Task goal => Gather up the lines that contain "spacebar".

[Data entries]
⟨
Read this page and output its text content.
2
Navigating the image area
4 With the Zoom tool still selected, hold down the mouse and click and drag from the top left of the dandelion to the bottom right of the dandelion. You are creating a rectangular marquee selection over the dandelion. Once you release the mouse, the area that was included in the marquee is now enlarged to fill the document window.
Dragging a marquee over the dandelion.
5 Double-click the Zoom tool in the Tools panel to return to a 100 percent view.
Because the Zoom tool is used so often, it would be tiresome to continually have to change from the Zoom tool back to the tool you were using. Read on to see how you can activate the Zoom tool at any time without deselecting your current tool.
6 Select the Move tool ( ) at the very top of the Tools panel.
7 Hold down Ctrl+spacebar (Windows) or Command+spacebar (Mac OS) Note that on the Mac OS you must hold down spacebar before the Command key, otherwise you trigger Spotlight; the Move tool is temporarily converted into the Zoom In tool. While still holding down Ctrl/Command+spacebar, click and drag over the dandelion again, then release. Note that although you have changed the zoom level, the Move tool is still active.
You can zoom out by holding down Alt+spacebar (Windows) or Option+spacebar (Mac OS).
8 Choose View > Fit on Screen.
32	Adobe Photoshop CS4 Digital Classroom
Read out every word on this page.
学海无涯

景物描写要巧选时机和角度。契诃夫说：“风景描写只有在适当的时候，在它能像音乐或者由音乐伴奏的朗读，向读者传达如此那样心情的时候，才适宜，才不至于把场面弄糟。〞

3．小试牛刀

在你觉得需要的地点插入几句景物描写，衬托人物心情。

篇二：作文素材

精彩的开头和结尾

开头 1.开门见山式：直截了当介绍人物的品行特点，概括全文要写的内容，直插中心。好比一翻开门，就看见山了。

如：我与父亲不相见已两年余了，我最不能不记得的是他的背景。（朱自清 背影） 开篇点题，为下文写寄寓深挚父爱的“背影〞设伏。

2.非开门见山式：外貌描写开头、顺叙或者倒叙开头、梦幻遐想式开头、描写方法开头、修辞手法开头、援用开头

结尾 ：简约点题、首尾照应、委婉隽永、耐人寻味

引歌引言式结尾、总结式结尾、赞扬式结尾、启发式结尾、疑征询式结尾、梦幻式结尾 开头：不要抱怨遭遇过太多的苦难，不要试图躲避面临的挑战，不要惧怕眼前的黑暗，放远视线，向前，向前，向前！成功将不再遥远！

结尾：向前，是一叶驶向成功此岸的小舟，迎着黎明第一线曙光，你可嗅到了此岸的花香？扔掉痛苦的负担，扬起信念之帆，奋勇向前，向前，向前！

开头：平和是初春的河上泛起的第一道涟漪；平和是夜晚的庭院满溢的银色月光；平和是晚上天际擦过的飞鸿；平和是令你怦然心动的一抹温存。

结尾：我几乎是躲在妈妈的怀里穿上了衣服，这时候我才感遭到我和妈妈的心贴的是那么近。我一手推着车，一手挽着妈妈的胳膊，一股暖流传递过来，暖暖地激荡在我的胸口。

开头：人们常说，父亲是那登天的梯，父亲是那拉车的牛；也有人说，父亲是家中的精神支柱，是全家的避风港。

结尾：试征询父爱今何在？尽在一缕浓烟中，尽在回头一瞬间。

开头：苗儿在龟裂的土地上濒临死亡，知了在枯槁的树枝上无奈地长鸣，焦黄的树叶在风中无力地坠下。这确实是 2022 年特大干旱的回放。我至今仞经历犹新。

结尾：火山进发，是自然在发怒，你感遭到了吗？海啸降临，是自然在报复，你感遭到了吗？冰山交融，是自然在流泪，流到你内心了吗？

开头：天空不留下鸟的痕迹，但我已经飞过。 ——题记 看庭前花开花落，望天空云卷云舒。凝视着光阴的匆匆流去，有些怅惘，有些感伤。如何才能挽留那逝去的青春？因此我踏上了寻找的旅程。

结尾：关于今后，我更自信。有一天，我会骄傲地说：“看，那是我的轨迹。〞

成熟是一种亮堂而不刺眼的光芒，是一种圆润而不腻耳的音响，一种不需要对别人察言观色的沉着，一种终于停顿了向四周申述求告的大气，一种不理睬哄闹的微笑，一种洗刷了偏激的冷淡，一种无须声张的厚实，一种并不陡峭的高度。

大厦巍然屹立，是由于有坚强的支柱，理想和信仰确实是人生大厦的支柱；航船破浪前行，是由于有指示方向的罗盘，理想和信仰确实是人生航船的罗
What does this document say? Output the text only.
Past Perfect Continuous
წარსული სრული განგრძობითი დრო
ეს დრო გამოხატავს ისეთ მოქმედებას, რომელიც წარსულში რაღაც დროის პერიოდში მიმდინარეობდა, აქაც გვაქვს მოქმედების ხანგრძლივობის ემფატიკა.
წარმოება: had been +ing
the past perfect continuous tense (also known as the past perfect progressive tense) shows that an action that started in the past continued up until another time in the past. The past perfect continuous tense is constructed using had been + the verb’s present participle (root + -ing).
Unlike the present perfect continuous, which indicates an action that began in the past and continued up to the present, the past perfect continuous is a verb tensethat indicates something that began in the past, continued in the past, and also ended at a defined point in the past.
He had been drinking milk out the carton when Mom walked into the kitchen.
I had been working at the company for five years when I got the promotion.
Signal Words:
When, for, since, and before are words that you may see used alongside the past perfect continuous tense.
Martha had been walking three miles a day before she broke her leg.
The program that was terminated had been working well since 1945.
⟩
Result of this task =>
7 Hold down Ctrl+spacebar (Windows) or Command+spacebar (Mac OS) Note that on the Mac OS you must hold down spacebar before the Command key, otherwise you trigger Spotlight; the Move tool is temporarily converted into the Zoom In tool. While still holding down Ctrl/Command+spacebar, click and drag over the dandelion again, then release. Note that although you have changed the zoom level, the Move tool is still active.
You can zoom out by holding down Alt+spacebar (Windows) or Option+spacebar (Mac OS).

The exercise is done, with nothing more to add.